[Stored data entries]
================================

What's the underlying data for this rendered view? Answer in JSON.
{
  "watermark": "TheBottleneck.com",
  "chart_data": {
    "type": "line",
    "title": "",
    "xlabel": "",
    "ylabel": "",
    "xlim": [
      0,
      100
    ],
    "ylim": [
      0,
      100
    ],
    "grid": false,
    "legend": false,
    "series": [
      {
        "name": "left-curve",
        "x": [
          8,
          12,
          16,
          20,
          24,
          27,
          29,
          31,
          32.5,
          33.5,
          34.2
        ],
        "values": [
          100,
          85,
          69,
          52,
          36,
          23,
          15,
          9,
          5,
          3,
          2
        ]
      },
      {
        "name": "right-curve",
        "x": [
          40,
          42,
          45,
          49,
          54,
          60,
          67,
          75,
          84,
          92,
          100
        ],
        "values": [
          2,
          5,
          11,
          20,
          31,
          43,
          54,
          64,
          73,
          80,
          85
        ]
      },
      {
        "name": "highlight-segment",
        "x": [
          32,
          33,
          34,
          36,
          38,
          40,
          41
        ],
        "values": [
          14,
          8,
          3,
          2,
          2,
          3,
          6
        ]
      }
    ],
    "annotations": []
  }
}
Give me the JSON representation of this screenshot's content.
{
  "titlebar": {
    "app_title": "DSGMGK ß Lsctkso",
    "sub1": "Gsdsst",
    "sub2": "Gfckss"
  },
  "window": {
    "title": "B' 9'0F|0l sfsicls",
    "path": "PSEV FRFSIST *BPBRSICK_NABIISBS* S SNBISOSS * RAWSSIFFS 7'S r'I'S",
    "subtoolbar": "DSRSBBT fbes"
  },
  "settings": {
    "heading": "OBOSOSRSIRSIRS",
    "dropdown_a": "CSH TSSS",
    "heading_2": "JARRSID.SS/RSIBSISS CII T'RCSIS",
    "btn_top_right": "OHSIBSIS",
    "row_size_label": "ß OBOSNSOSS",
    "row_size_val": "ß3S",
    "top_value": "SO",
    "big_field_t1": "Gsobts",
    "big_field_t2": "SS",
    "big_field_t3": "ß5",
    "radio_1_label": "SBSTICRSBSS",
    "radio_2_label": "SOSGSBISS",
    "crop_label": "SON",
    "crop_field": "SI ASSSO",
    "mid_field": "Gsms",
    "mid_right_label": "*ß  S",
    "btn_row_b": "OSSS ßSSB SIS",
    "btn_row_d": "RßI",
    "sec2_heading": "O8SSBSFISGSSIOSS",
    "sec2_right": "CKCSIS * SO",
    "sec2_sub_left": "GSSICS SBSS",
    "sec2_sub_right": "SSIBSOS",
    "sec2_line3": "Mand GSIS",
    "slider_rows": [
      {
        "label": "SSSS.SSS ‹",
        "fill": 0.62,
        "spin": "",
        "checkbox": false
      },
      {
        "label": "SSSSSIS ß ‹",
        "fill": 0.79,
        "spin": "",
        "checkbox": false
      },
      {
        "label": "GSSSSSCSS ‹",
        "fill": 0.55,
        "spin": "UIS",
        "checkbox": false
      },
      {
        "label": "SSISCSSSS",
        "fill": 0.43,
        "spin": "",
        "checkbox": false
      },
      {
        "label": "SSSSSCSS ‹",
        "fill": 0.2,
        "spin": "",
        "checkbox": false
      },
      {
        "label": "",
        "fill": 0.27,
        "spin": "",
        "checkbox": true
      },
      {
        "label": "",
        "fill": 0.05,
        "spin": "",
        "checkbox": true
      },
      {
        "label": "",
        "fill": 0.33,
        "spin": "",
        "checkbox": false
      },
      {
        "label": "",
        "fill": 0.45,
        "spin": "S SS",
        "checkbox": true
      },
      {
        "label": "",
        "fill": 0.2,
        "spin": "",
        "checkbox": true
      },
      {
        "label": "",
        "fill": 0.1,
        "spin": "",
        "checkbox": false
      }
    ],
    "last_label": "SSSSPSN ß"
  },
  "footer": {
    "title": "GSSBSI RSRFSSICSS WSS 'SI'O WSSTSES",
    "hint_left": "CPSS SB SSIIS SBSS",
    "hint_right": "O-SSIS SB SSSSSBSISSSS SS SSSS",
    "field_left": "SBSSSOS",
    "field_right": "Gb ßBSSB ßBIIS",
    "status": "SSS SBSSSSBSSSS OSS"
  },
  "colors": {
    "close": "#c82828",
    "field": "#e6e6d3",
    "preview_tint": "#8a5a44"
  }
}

================================

Written task -> The listing above should be transcribed in full, exactly as written.

Result of the exercise ->
What's the underlying data for this rendered view? Answer in JSON.
{
  "watermark": "TheBottleneck.com",
  "chart_data": {
    "type": "line",
    "title": "",
    "xlabel": "",
    "ylabel": "",
    "xlim": [
      0,
      100
    ],
    "ylim": [
      0,
      100
    ],
    "grid": false,
    "legend": false,
    "series": [
      {
        "name": "left-curve",
        "x": [
          8,
          12,
          16,
          20,
          24,
          27,
          29,
          31,
          32.5,
          33.5,
          34.2
        ],
        "values": [
          100,
          85,
          69,
          52,
          36,
          23,
          15,
          9,
          5,
          3,
          2
        ]
      },
      {
        "name": "right-curve",
        "x": [
          40,
          42,
          45,
          49,
          54,
          60,
          67,
          75,
          84,
          92,
          100
        ],
        "values": [
          2,
          5,
          11,
          20,
          31,
          43,
          54,
          64,
          73,
          80,
          85
        ]
      },
      {
        "name": "highlight-segment",
        "x": [
          32,
          33,
          34,
          36,
          38,
          40,
          41
        ],
        "values": [
          14,
          8,
          3,
          2,
          2,
          3,
          6
        ]
      }
    ],
    "annotations": []
  }
}
Give me the JSON representation of this screenshot's content.
{
  "titlebar": {
    "app_title": "DSGMGK ß Lsctkso",
    "sub1": "Gsdsst",
    "sub2": "Gfckss"
  },
  "window": {
    "title": "B' 9'0F|0l sfsicls",
    "path": "PSEV FRFSIST *BPBRSICK_NABIISBS* S SNBISOSS * RAWSSIFFS 7'S r'I'S",
    "subtoolbar": "DSRSBBT fbes"
  },
  "settings": {
    "heading": "OBOSOSRSIRSIRS",
    "dropdown_a": "CSH TSSS",
    "heading_2": "JARRSID.SS/RSIBSISS CII T'RCSIS",
    "btn_top_right": "OHSIBSIS",
    "row_size_label": "ß OBOSNSOSS",
    "row_size_val": "ß3S",
    "top_value": "SO",
    "big_field_t1": "Gsobts",
    "big_field_t2": "SS",
    "big_field_t3": "ß5",
    "radio_1_label": "SBSTICRSBSS",
    "radio_2_label": "SOSGSBISS",
    "crop_label": "SON",
    "crop_field": "SI ASSSO",
    "mid_field": "Gsms",
    "mid_right_label": "*ß  S",
    "btn_row_b": "OSSS ßSSB SIS",
    "btn_row_d": "RßI",
    "sec2_heading": "O8SSBSFISGSSIOSS",
    "sec2_right": "CKCSIS * SO",
    "sec2_sub_left": "GSSICS SBSS",
    "sec2_sub_right": "SSIBSOS",
    "sec2_line3": "Mand GSIS",
    "slider_rows": [
      {
        "label": "SSSS.SSS ‹",
        "fill": 0.62,
        "spin": "",
        "checkbox": false
      },
      {
        "label": "SSSSSIS ß ‹",
        "fill": 0.79,
        "spin": "",
        "checkbox": false
      },
      {
        "label": "GSSSSSCSS ‹",
        "fill": 0.55,
        "spin": "UIS",
        "checkbox": false
      },
      {
        "label": "SSISCSSSS",
        "fill": 0.43,
        "spin": "",
        "checkbox": false
      },
      {
        "label": "SSSSSCSS ‹",
        "fill": 0.2,
        "spin": "",
        "checkbox": false
      },
      {
        "label": "",
        "fill": 0.27,
        "spin": "",
        "checkbox": true
      },
      {
        "label": "",
        "fill": 0.05,
        "spin": "",
        "checkbox": true
      },
      {
        "label": "",
        "fill": 0.33,
        "spin": "",
        "checkbox": false
      },
      {
        "label": "",
        "fill": 0.45,
        "spin": "S SS",
        "checkbox": true
      },
      {
        "label": "",
        "fill": 0.2,
        "spin": "",
        "checkbox": true
      },
      {
        "label": "",
        "fill": 0.1,
        "spin": "",
        "checkbox": false
      }
    ],
    "last_label": "SSSSPSN ß"
  },
  "footer": {
    "title": "GSSBSI RSRFSSICSS WSS 'SI'O WSSTSES",
    "hint_left": "CPSS SB SSIIS SBSS",
    "hint_right": "O-SSIS SB SSSSSBSISSSS SS SSSS",
    "field_left": "SBSSSOS",
    "field_right": "Gb ßBSSB ßBIIS",
    "status": "SSS SBSSSSBSSSS OSS"
  },
  "colors": {
    "close": "#c82828",
    "field": "#e6e6d3",
    "preview_tint": "#8a5a44"
  }
}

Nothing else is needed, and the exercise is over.